■ **Written exercise**:
Below are some records. Count the lines with "waves" in them and give nothing but the total.

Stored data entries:
============

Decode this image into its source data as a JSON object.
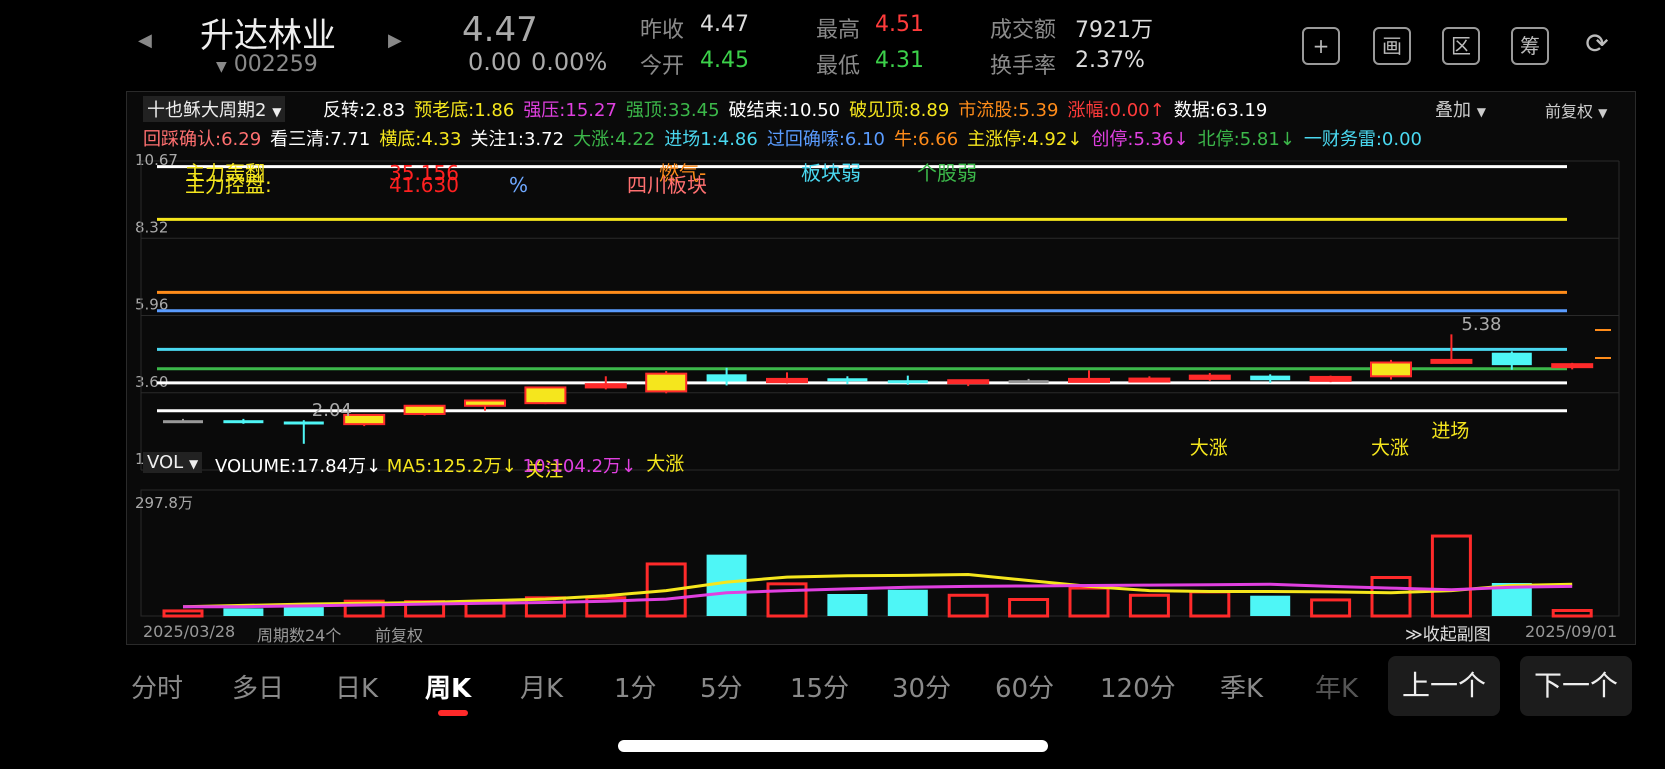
{
  "stock": {
    "name": "升达林业",
    "code": "002259",
    "price": "4.47",
    "change": "0.00",
    "change_pct": "0.00%",
    "prev_close_label": "昨收",
    "prev_close": "4.47",
    "open_label": "今开",
    "open": "4.45",
    "high_label": "最高",
    "high": "4.51",
    "low_label": "最低",
    "low": "4.31",
    "turnover_label": "成交额",
    "turnover": "7921万",
    "turnover_rate_label": "换手率",
    "turnover_rate": "2.37%"
  },
  "header_icons": [
    "plus-icon",
    "draw-icon",
    "range-icon",
    "chip-icon",
    "rotate-icon"
  ],
  "header_icon_glyphs": [
    "+",
    "画",
    "区",
    "筹",
    "⟳"
  ],
  "indicator": {
    "selector": "十也稣大周期2",
    "overlay_label": "叠加",
    "adjust_label": "前复权",
    "row1": [
      {
        "t": "反转:2.83",
        "c": "#ffffff"
      },
      {
        "t": "预老底:1.86",
        "c": "#f5e61d"
      },
      {
        "t": "强压:15.27",
        "c": "#e040e0"
      },
      {
        "t": "强顶:33.45",
        "c": "#3cb84a"
      },
      {
        "t": "破结束:10.50",
        "c": "#ffffff"
      },
      {
        "t": "破见顶:8.89",
        "c": "#f5e61d"
      },
      {
        "t": "市流股:5.39",
        "c": "#ff8c1a"
      },
      {
        "t": "涨幅:0.00↑",
        "c": "#ff3b3b"
      },
      {
        "t": "数据:63.19",
        "c": "#ffffff"
      }
    ],
    "row2": [
      {
        "t": "回踩确认:6.29",
        "c": "#ff7070"
      },
      {
        "t": "看三清:7.71",
        "c": "#ffffff"
      },
      {
        "t": "横底:4.33",
        "c": "#f5e61d"
      },
      {
        "t": "关注1:3.72",
        "c": "#ffffff"
      },
      {
        "t": "大涨:4.22",
        "c": "#3cb84a"
      },
      {
        "t": "进场1:4.86",
        "c": "#4ad8f0"
      },
      {
        "t": "过回确嗦:6.10",
        "c": "#5a9cff"
      },
      {
        "t": "牛:6.66",
        "c": "#ff8c1a"
      },
      {
        "t": "主涨停:4.92↓",
        "c": "#f5e61d"
      },
      {
        "t": "创停:5.36↓",
        "c": "#e040e0"
      },
      {
        "t": "北停:5.81↓",
        "c": "#3cb84a"
      },
      {
        "t": "一财务雷:0.00",
        "c": "#4ad8f0"
      }
    ],
    "chart_texts": [
      {
        "t": "主力轰翻",
        "c": "#f5e61d"
      },
      {
        "t": "主力控盘:",
        "c": "#f5e61d"
      },
      {
        "t": "35.156",
        "c": "#ff2020"
      },
      {
        "t": "41.630",
        "c": "#ff2020"
      },
      {
        "t": "%",
        "c": "#6fa8ff"
      },
      {
        "t": "燃气-",
        "c": "#ff8c1a"
      },
      {
        "t": "四川板块",
        "c": "#ff7070"
      },
      {
        "t": "板块弱",
        "c": "#4ad8f0"
      },
      {
        "t": "个股弱",
        "c": "#3cb84a"
      }
    ],
    "candle_labels": [
      "关注",
      "大涨",
      "大涨",
      "大涨",
      "进场"
    ],
    "low_label": "2.04",
    "high_label": "5.38"
  },
  "volume": {
    "selector": "VOL",
    "volume_text": "VOLUME:17.84万↓",
    "ma5_text": "MA5:125.2万↓",
    "ma10_text": "10:104.2万↓",
    "max_label": "297.8万"
  },
  "footer": {
    "start_date": "2025/03/28",
    "period_count": "周期数24个",
    "adjust": "前复权",
    "collapse": "≫收起副图",
    "end_date": "2025/09/01"
  },
  "tabs": [
    "分时",
    "多日",
    "日K",
    "周K",
    "月K",
    "1分",
    "5分",
    "15分",
    "30分",
    "60分",
    "120分",
    "季K",
    "年K"
  ],
  "active_tab": "周K",
  "nav": {
    "prev": "上一个",
    "next": "下一个"
  },
  "colors": {
    "up": "#ff2a2a",
    "down": "#4ef6f6",
    "flat": "#999999",
    "yellow": "#f5e61d",
    "magenta": "#e040e0"
  },
  "chart_data": {
    "type": "candlestick",
    "y_ticks": [
      "10.67",
      "8.32",
      "5.96",
      "3.60",
      "1.24"
    ],
    "ylim": [
      1.24,
      10.67
    ],
    "candles": [
      {
        "o": 2.76,
        "h": 2.8,
        "l": 2.7,
        "c": 2.76,
        "v": 12
      },
      {
        "o": 2.76,
        "h": 2.8,
        "l": 2.65,
        "c": 2.72,
        "v": 18
      },
      {
        "o": 2.72,
        "h": 2.76,
        "l": 2.04,
        "c": 2.66,
        "v": 21
      },
      {
        "o": 2.64,
        "h": 2.95,
        "l": 2.58,
        "c": 2.92,
        "v": 35
      },
      {
        "o": 2.95,
        "h": 3.22,
        "l": 2.9,
        "c": 3.2,
        "v": 34
      },
      {
        "o": 3.2,
        "h": 3.3,
        "l": 3.05,
        "c": 3.36,
        "v": 34
      },
      {
        "o": 3.28,
        "h": 3.78,
        "l": 3.25,
        "c": 3.76,
        "v": 43
      },
      {
        "o": 3.76,
        "h": 4.1,
        "l": 3.7,
        "c": 3.86,
        "v": 43
      },
      {
        "o": 3.64,
        "h": 4.26,
        "l": 3.58,
        "c": 4.18,
        "v": 123
      },
      {
        "o": 4.16,
        "h": 4.36,
        "l": 3.82,
        "c": 3.94,
        "v": 145
      },
      {
        "o": 3.92,
        "h": 4.22,
        "l": 3.88,
        "c": 4.02,
        "v": 76
      },
      {
        "o": 4.04,
        "h": 4.1,
        "l": 3.86,
        "c": 3.96,
        "v": 52
      },
      {
        "o": 3.98,
        "h": 4.12,
        "l": 3.84,
        "c": 3.9,
        "v": 62
      },
      {
        "o": 3.9,
        "h": 4.0,
        "l": 3.8,
        "c": 3.98,
        "v": 49
      },
      {
        "o": 3.98,
        "h": 4.02,
        "l": 3.96,
        "c": 3.98,
        "v": 39
      },
      {
        "o": 3.96,
        "h": 4.28,
        "l": 3.92,
        "c": 4.02,
        "v": 66
      },
      {
        "o": 4.0,
        "h": 4.1,
        "l": 3.96,
        "c": 4.03,
        "v": 49
      },
      {
        "o": 4.02,
        "h": 4.2,
        "l": 3.96,
        "c": 4.12,
        "v": 57
      },
      {
        "o": 4.12,
        "h": 4.16,
        "l": 3.9,
        "c": 3.98,
        "v": 48
      },
      {
        "o": 3.96,
        "h": 4.12,
        "l": 3.92,
        "c": 4.08,
        "v": 38
      },
      {
        "o": 4.1,
        "h": 4.6,
        "l": 4.0,
        "c": 4.52,
        "v": 91
      },
      {
        "o": 4.52,
        "h": 5.38,
        "l": 4.48,
        "c": 4.6,
        "v": 189
      },
      {
        "o": 4.82,
        "h": 4.86,
        "l": 4.3,
        "c": 4.44,
        "v": 78
      },
      {
        "o": 4.45,
        "h": 4.51,
        "l": 4.31,
        "c": 4.47,
        "v": 13
      }
    ],
    "levels": [
      {
        "y": 10.5,
        "c": "#ffffff"
      },
      {
        "y": 8.89,
        "c": "#f5e61d"
      },
      {
        "y": 6.66,
        "c": "#ff8c1a"
      },
      {
        "y": 6.1,
        "c": "#5a9cff"
      },
      {
        "y": 4.92,
        "c": "#4ad8f0"
      },
      {
        "y": 4.33,
        "c": "#3cb84a"
      },
      {
        "y": 3.9,
        "c": "#ffffff"
      },
      {
        "y": 3.05,
        "c": "#ffffff"
      }
    ],
    "volume_max": 297.8,
    "ma5": [
      22,
      25,
      28,
      30,
      32,
      36,
      40,
      48,
      60,
      80,
      92,
      95,
      96,
      98,
      84,
      70,
      60,
      58,
      58,
      57,
      55,
      60,
      72,
      75,
      70
    ],
    "ma10": [
      22,
      22,
      24,
      26,
      28,
      30,
      32,
      35,
      40,
      55,
      60,
      64,
      68,
      70,
      71,
      72,
      73,
      74,
      75,
      70,
      66,
      62,
      68,
      70,
      64
    ]
  }
}
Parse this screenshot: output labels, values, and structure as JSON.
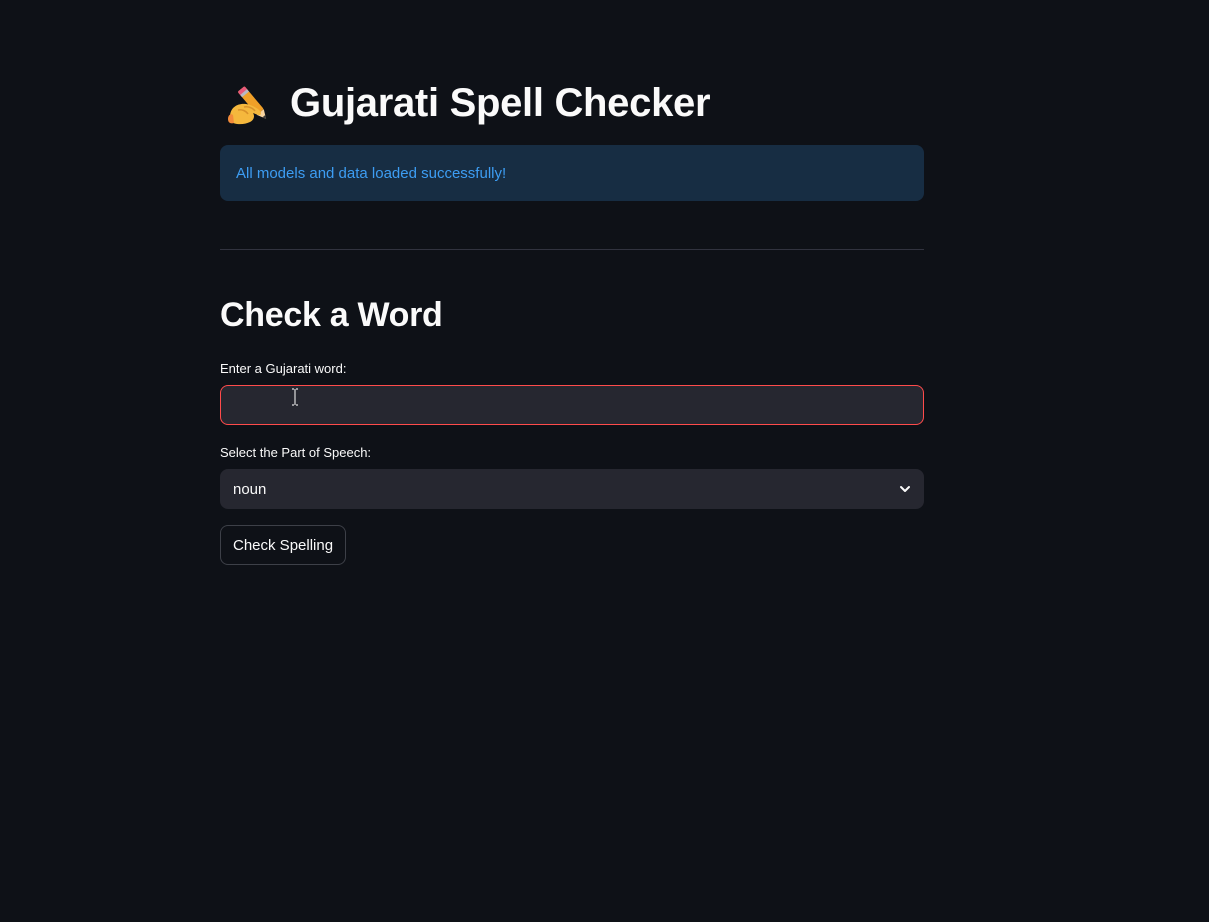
{
  "header": {
    "title_icon": "writing-hand-icon",
    "title": "Gujarati Spell Checker"
  },
  "alert": {
    "message": "All models and data loaded successfully!",
    "type": "info",
    "text_color": "#3d9df3",
    "background_color": "#172d43"
  },
  "section": {
    "title": "Check a Word"
  },
  "word_input": {
    "label": "Enter a Gujarati word:",
    "value": "",
    "placeholder": "",
    "border_color": "#ff4b4b"
  },
  "pos_select": {
    "label": "Select the Part of Speech:",
    "selected": "noun",
    "icon": "chevron-down-icon"
  },
  "actions": {
    "check_label": "Check Spelling"
  },
  "theme": {
    "background": "#0e1117",
    "widget_background": "#262730",
    "text": "#fafafa"
  }
}
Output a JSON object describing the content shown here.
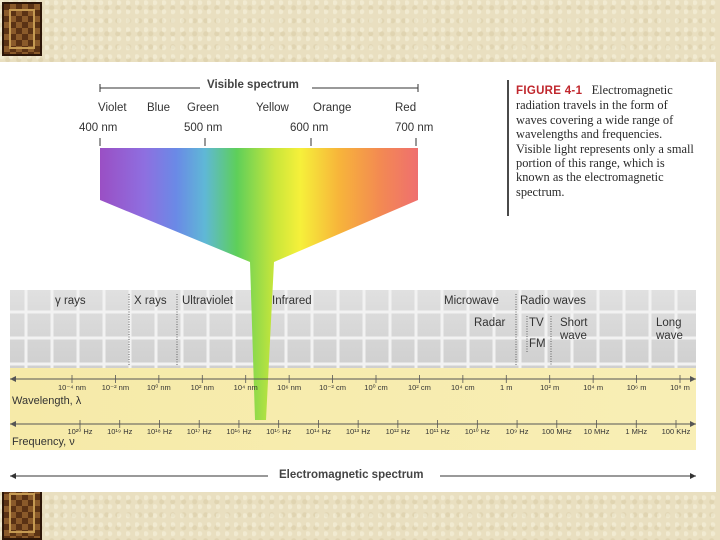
{
  "visible_spectrum": {
    "title": "Visible spectrum",
    "colors": [
      "Violet",
      "Blue",
      "Green",
      "Yellow",
      "Orange",
      "Red"
    ],
    "wavelengths": [
      "400 nm",
      "500 nm",
      "600 nm",
      "700 nm"
    ]
  },
  "caption": {
    "figure_label": "FIGURE 4-1",
    "text": "Electromagnetic radiation travels in the form of waves covering a wide range of wavelengths and frequencies. Visible light represents only a small portion of this range, which is known as the electromagnetic spectrum."
  },
  "regions": [
    "γ rays",
    "X rays",
    "Ultraviolet",
    "Infrared",
    "Microwave",
    "Radio waves"
  ],
  "subregions": [
    "Radar",
    "TV",
    "FM",
    "Short wave",
    "Long wave"
  ],
  "wavelength_axis": {
    "label": "Wavelength, λ",
    "ticks": [
      "10⁻⁴ nm",
      "10⁻² nm",
      "10⁰ nm",
      "10² nm",
      "10⁴ nm",
      "10⁶ nm",
      "10⁻² cm",
      "10⁰ cm",
      "10² cm",
      "10⁴ cm",
      "1 m",
      "10² m",
      "10⁴ m",
      "10⁶ m",
      "10⁸ m"
    ]
  },
  "frequency_axis": {
    "label": "Frequency, ν",
    "ticks": [
      "10²⁰ Hz",
      "10¹⁹ Hz",
      "10¹⁸ Hz",
      "10¹⁷ Hz",
      "10¹⁶ Hz",
      "10¹⁵ Hz",
      "10¹⁴ Hz",
      "10¹³ Hz",
      "10¹² Hz",
      "10¹¹ Hz",
      "10¹⁰ Hz",
      "10⁹ Hz",
      "100 MHz",
      "10 MHz",
      "1 MHz",
      "100 KHz"
    ]
  },
  "footer": {
    "title": "Electromagnetic spectrum"
  },
  "colors": {
    "figure_red": "#c0272d",
    "band_grey": "#d7d7d7",
    "axis_line": "#555555"
  }
}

============

■ **The completed task**:
2